● Exercise text:
Content starts

Medically Reviewed by Melinda Ratini, DO, MS on July 07, 2021

An occipital nerve block is a procedure where your doctor injects a combination of pain medicine and steroids in the back of your head. This is usually done to treat chronic headaches caused by an irritation to the nerve in the back of your head. The occipital nerve block procedure should give you quick relief from this type of headache.

What Does an Occipital Nerve Block Treat?

An occipital nerve block treats different types of head pain, including: 

Occipital neuralgia. If you have a headache that starts at the base of your skull and goes around one side, up to your forehead, temple, and the eye, it may be caused by irritation of your occipital nerves. Your occipital nerves branch off from your spinal cord at the base of your skull. Pain that comes from irritation of these nerves is called occipital neuralgia

Migraines. An occipital nerve block can also help headaches that aren't directly caused by nerve irritation. Your occipital nerves may act as transmitters of pain signals that cause migraines. Blocking the signals from your occipital nerves may therefore remove the pain associated with them. 

Cluster headaches. Cluster headaches are one of the most painful types of headaches. They occur in clusters, or cyclical patterns. Cluster headaches may wake you up in the middle of the night. They cause intense pain around one eye on one side of your head. 

Diagnostic procedure. An occipital nerve block can also be used to diagnose other issues. It can be hard to tell the difference between pain that starts in your occipital nerves and pain that comes from another part of your spine. An occipital nerve block can help your doctor determine exactly where your pain is coming from and create a plan for more targeted therapy.

How an Occipital Nerve Block Is Performed

You'll have an intravenous (IV) line put in your arm. Your doctor will set up several monitors, including heart, pulse, and pulse. Your healthcare team will monitor your vital signs. Your doctor will give you IV medicine to reduce your anxiety and give you some pain relief.  

Your doctor will clean your skin where the injection will be given. A local anesthetic will be injected so that you won't feel any pain during the procedure. The medicine for the occipital block will be inserted near your occipital nerve through a small needle near the base of your skull. 

Your headache may get worse briefly when the medicine is injected. This is a sign that the medicine is going to the right place. The procedure usually lasts around 15 minutes.

Content ends

● Information supplied:
Content starts

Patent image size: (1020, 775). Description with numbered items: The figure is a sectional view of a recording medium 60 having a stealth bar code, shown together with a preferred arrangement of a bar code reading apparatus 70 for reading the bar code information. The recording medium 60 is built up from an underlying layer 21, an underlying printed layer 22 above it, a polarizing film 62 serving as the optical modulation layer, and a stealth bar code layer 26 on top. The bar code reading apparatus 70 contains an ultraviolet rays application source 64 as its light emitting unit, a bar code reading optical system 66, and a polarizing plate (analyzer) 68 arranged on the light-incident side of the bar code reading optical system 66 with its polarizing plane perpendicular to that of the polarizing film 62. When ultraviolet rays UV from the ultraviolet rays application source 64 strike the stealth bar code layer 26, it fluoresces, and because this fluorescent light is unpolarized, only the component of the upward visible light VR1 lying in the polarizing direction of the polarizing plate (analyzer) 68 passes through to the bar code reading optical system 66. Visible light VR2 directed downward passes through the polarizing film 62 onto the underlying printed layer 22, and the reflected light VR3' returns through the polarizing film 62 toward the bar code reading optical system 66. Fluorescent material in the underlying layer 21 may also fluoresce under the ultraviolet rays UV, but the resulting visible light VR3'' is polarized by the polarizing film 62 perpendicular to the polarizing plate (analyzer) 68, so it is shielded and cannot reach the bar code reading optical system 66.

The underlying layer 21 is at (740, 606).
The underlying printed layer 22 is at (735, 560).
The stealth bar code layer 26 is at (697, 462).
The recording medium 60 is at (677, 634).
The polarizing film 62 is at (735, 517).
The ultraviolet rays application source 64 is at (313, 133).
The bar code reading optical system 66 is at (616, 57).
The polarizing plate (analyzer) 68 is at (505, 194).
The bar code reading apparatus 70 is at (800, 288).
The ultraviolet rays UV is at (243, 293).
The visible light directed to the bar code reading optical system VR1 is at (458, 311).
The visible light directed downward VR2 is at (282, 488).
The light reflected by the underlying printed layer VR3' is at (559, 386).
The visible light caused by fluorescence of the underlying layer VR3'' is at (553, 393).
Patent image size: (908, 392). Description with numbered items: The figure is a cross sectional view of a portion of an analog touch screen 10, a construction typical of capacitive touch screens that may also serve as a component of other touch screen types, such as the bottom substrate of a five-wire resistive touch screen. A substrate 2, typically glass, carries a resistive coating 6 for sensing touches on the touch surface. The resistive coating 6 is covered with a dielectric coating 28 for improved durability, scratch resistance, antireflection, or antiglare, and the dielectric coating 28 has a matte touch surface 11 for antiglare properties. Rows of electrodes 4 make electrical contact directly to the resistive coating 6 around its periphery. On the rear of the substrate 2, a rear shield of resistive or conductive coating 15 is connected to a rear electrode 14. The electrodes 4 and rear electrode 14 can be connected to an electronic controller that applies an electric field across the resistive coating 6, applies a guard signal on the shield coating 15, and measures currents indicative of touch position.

Content ends

● List of tasks:
1. Write out everything in the occipital nerve block text from "Migraines. An occipital" down to "associated with them.".
2. Answer these questions from the occipital nerve block text, one answer a line:
(a) What combination does the doctor inject in the back of the head?
(b) Where do the occipital nerves branch off from the spinal cord?
(c) How long does the procedure usually last?
The lines above stand apart from the text and are not part of it.

● Per-task answers:
1.
Migraines. An occipital nerve block can also help headaches that aren't directly caused by nerve irritation. Your occipital nerves may act as transmitters of pain signals that cause migraines. Blocking the signals from your occipital nerves may therefore remove the pain associated with them.

2.
(a) A combination of pain medicine and steroids.
(b) At the base of the skull.
(c) Around 15 minutes.